Out of the lines in this data, how many include "Social"? Give the number and nothing else.
▽
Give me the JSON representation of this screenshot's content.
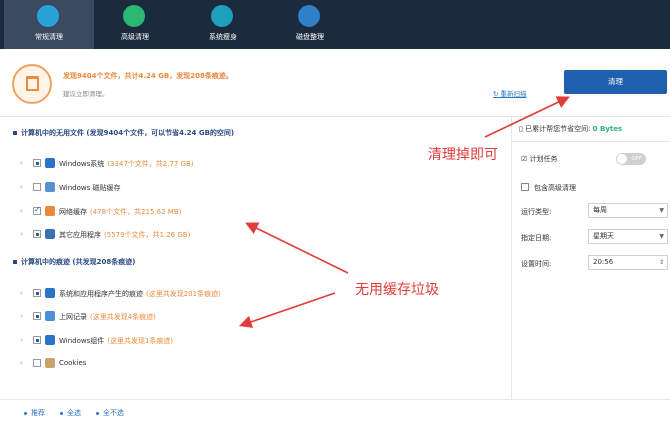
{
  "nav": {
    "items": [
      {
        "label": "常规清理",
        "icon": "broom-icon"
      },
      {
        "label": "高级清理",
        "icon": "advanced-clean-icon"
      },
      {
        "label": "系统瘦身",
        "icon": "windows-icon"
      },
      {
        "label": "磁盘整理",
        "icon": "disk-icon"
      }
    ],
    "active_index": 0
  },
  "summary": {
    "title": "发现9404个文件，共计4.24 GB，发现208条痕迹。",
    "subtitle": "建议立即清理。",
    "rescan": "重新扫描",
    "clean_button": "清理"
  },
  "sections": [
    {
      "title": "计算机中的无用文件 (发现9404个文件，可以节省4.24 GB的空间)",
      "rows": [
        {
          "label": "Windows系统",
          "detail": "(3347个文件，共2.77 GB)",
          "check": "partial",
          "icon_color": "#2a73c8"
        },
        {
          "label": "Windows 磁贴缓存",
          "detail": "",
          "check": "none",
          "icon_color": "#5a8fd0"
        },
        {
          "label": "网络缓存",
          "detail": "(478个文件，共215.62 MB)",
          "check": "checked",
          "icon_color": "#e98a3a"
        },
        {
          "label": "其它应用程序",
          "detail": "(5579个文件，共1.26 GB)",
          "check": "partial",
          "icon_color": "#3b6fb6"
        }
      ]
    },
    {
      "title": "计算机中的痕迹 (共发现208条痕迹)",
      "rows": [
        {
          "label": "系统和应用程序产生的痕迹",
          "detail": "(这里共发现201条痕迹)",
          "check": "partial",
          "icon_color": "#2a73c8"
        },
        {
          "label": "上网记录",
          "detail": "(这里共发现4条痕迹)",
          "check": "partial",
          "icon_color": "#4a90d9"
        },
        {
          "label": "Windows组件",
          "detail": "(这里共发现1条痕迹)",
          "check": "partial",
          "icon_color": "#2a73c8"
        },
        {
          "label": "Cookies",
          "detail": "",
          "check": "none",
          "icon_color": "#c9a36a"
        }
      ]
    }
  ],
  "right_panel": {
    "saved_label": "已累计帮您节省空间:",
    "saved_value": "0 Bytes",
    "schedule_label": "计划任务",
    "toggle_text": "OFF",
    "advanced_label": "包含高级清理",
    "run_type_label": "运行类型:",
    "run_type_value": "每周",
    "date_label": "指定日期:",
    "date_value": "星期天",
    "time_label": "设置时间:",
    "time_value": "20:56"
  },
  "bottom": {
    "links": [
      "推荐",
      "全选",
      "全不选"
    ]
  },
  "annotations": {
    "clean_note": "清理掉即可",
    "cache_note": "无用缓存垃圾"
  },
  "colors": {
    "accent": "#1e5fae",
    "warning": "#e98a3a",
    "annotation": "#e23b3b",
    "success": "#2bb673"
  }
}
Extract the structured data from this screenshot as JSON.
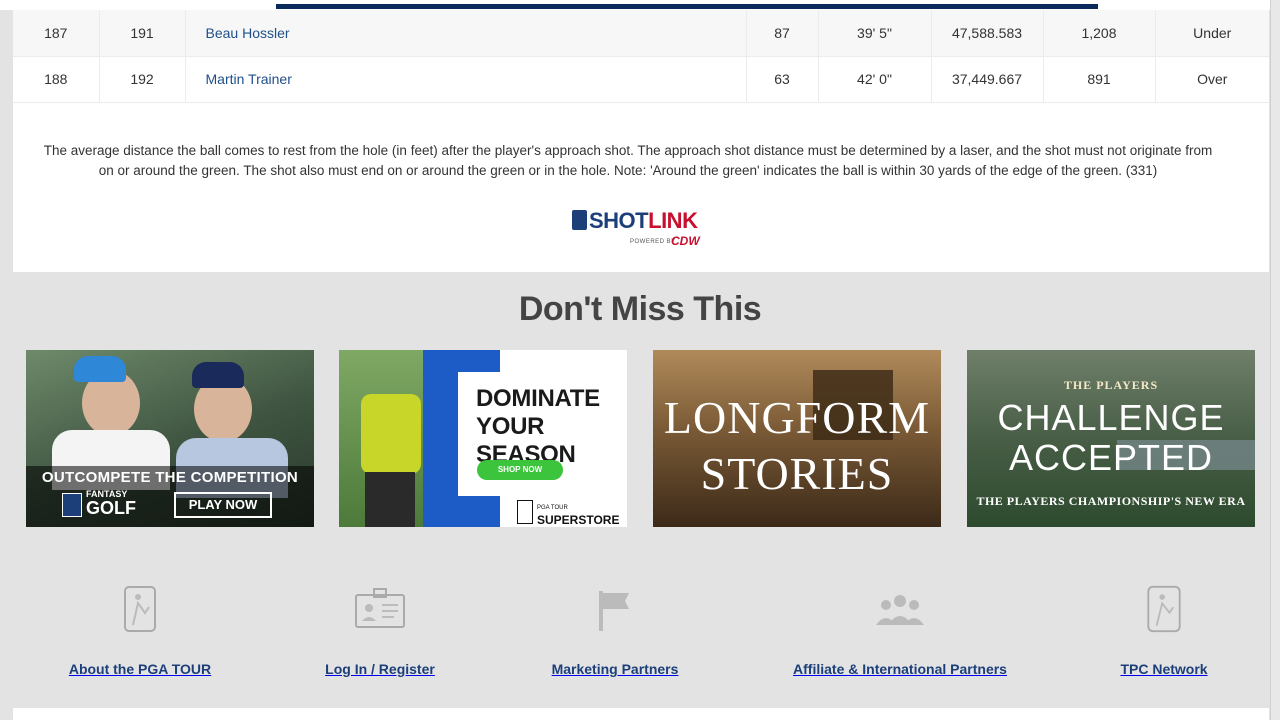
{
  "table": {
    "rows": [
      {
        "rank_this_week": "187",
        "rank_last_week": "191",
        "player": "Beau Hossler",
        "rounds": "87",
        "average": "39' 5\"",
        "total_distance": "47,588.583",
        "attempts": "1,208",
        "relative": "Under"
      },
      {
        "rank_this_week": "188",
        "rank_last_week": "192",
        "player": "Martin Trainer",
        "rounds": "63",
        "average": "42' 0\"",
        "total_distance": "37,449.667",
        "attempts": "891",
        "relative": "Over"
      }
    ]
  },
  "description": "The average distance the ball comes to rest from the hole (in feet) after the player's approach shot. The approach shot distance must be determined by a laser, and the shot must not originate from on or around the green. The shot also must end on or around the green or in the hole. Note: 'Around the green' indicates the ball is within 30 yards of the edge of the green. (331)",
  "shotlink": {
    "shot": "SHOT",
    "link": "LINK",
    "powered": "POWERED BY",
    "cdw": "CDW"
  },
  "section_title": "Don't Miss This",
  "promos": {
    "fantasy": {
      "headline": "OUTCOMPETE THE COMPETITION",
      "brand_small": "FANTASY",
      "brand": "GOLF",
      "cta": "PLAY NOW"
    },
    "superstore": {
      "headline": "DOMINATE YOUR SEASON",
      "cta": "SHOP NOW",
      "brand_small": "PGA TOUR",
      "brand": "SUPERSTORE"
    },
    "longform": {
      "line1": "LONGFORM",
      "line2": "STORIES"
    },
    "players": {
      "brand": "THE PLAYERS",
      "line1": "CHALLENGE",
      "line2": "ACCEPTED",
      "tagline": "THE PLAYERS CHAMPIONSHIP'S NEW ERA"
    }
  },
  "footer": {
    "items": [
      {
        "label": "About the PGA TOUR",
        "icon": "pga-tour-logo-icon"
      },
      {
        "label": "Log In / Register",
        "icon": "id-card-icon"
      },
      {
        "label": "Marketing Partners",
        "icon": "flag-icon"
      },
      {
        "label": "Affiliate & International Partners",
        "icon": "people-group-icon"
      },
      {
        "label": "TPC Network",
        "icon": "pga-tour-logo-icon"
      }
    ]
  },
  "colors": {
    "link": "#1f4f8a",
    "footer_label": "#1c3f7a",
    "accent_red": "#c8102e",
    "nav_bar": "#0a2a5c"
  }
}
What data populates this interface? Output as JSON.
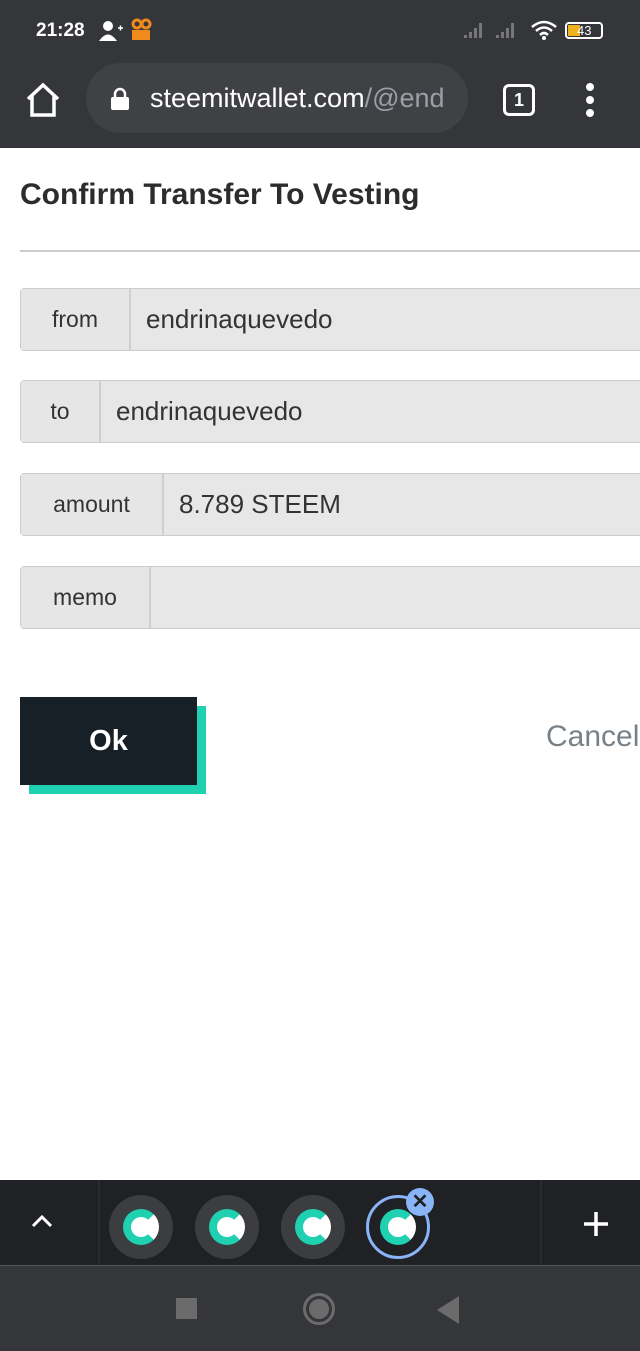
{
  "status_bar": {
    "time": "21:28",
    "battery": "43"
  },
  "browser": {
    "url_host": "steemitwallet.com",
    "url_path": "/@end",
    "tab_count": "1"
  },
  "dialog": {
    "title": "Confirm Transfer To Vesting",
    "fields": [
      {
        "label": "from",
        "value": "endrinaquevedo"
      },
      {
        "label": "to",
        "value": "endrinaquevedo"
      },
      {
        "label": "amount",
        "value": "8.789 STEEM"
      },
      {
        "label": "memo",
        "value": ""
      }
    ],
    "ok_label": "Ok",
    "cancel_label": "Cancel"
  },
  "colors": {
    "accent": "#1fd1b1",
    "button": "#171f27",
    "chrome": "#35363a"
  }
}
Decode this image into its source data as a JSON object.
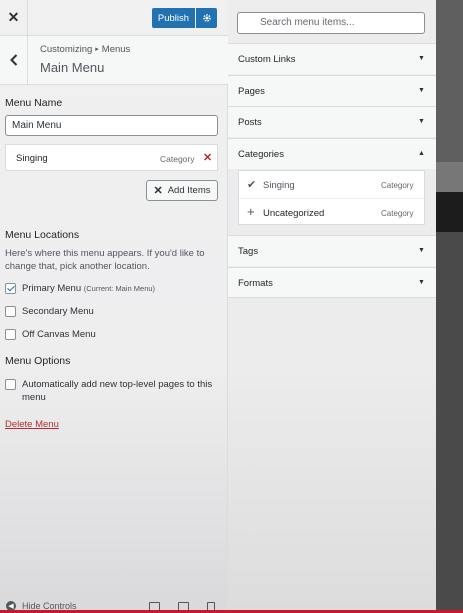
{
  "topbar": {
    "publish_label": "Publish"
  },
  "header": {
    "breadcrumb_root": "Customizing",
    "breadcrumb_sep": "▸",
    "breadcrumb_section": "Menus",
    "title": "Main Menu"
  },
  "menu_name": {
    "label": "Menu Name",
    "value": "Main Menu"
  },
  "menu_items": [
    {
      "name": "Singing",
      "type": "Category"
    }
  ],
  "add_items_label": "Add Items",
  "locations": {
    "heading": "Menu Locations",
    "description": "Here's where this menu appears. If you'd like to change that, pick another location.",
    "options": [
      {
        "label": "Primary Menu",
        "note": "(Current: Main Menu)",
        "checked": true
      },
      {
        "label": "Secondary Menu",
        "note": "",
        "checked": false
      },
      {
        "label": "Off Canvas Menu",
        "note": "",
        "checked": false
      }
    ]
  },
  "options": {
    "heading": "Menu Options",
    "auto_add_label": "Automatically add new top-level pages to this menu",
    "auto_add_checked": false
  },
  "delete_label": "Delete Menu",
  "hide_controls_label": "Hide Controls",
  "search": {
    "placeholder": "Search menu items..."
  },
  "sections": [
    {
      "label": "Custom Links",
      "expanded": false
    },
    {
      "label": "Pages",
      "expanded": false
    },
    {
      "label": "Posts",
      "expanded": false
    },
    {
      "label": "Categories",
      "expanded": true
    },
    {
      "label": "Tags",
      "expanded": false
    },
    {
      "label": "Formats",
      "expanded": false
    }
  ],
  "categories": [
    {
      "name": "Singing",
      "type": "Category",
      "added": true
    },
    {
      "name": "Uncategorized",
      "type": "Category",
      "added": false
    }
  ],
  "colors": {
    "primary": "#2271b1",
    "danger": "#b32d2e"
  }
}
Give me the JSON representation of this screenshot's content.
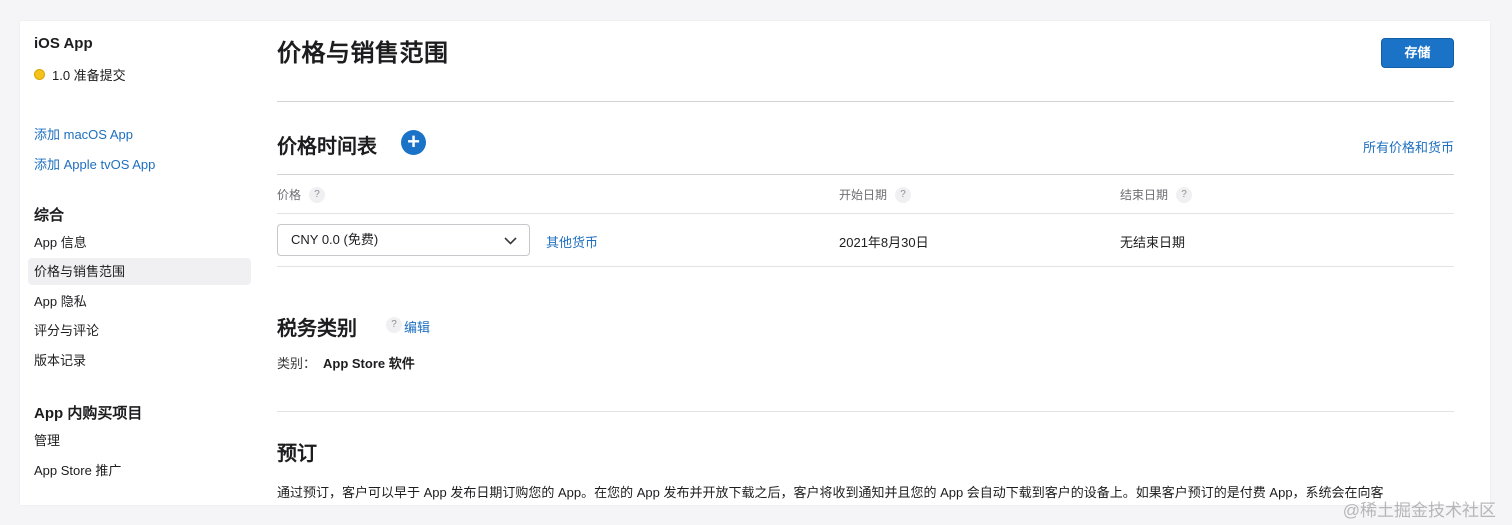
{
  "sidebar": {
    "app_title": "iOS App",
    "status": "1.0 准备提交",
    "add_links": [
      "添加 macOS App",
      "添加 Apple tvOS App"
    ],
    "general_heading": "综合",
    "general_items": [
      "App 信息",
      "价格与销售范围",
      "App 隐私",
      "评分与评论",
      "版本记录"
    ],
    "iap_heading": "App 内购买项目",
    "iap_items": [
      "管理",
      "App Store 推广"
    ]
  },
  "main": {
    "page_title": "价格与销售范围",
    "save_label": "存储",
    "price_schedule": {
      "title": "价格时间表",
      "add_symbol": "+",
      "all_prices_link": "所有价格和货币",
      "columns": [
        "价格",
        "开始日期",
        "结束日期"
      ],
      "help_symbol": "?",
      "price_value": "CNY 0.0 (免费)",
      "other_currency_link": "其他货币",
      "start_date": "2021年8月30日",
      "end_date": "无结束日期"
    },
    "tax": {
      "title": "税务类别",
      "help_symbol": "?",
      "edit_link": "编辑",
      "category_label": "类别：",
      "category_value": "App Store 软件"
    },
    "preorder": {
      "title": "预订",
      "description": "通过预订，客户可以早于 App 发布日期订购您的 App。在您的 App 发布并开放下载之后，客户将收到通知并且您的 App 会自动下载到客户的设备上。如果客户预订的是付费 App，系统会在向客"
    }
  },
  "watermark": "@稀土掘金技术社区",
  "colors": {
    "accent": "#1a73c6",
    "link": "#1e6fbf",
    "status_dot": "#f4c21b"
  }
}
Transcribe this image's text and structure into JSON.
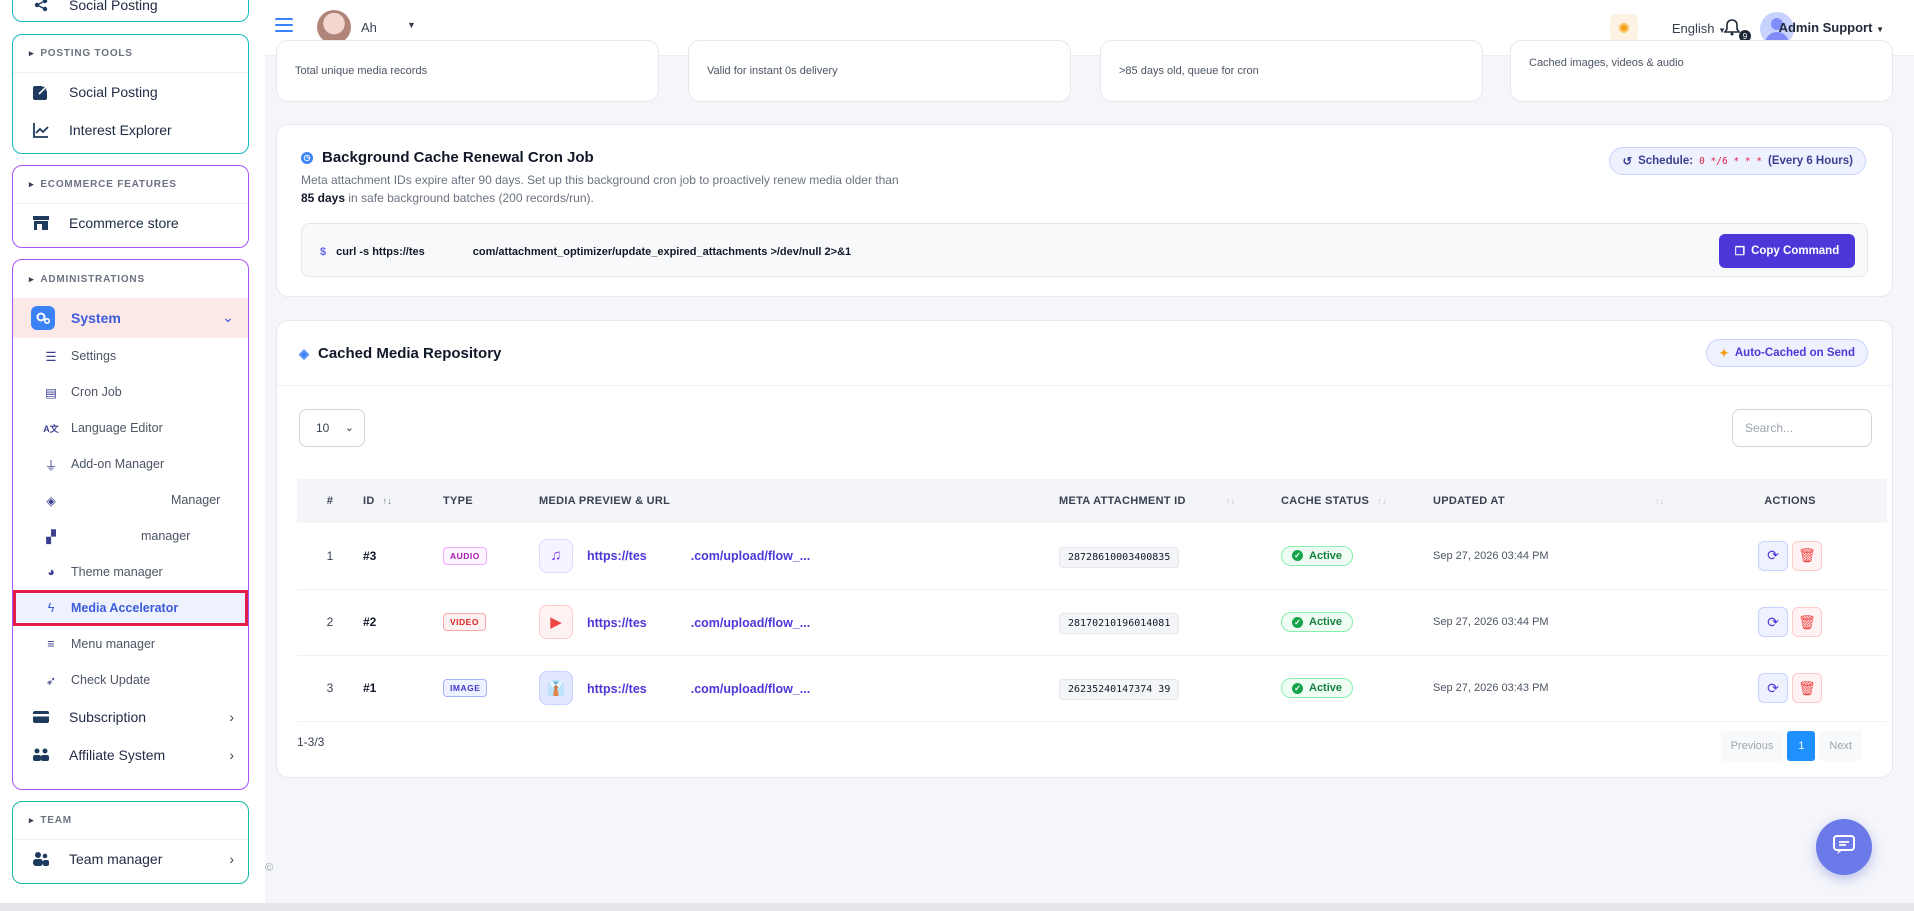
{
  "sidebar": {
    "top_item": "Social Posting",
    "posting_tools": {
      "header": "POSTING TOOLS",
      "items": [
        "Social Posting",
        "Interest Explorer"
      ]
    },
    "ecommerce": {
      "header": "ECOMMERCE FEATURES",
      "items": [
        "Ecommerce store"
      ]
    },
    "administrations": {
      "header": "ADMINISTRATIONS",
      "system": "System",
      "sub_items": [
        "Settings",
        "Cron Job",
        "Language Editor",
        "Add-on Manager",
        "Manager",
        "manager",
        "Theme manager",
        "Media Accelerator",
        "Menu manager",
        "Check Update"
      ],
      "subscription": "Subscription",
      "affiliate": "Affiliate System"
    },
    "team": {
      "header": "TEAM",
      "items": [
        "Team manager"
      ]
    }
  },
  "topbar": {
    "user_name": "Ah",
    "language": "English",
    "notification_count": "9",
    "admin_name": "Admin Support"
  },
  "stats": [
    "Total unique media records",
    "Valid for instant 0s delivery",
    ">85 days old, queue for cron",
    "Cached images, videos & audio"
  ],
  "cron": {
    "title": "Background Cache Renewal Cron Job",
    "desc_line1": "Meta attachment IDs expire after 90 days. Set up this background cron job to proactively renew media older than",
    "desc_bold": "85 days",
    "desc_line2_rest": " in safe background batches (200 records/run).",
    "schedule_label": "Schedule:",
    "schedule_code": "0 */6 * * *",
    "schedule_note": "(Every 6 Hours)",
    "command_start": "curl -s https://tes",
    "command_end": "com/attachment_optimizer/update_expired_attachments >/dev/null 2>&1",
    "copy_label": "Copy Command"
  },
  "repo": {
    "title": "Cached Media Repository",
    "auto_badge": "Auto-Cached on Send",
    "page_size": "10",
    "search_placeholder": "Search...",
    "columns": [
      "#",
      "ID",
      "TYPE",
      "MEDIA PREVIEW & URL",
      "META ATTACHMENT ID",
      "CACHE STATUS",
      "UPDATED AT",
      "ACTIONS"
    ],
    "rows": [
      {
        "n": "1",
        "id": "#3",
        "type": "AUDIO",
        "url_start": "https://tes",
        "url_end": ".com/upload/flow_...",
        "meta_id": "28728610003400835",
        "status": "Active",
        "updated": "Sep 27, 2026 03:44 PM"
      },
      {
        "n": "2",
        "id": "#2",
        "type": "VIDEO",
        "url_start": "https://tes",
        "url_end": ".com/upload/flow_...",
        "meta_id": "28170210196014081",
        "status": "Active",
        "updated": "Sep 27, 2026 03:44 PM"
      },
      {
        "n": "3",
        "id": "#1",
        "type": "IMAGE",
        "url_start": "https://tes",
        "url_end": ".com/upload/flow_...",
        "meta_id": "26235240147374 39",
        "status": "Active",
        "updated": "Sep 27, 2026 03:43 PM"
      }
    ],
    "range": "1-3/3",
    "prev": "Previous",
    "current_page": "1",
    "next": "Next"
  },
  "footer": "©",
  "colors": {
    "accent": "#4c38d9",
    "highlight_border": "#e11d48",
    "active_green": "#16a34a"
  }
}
△
SOLUTION FOR THIS PROBLEM: 2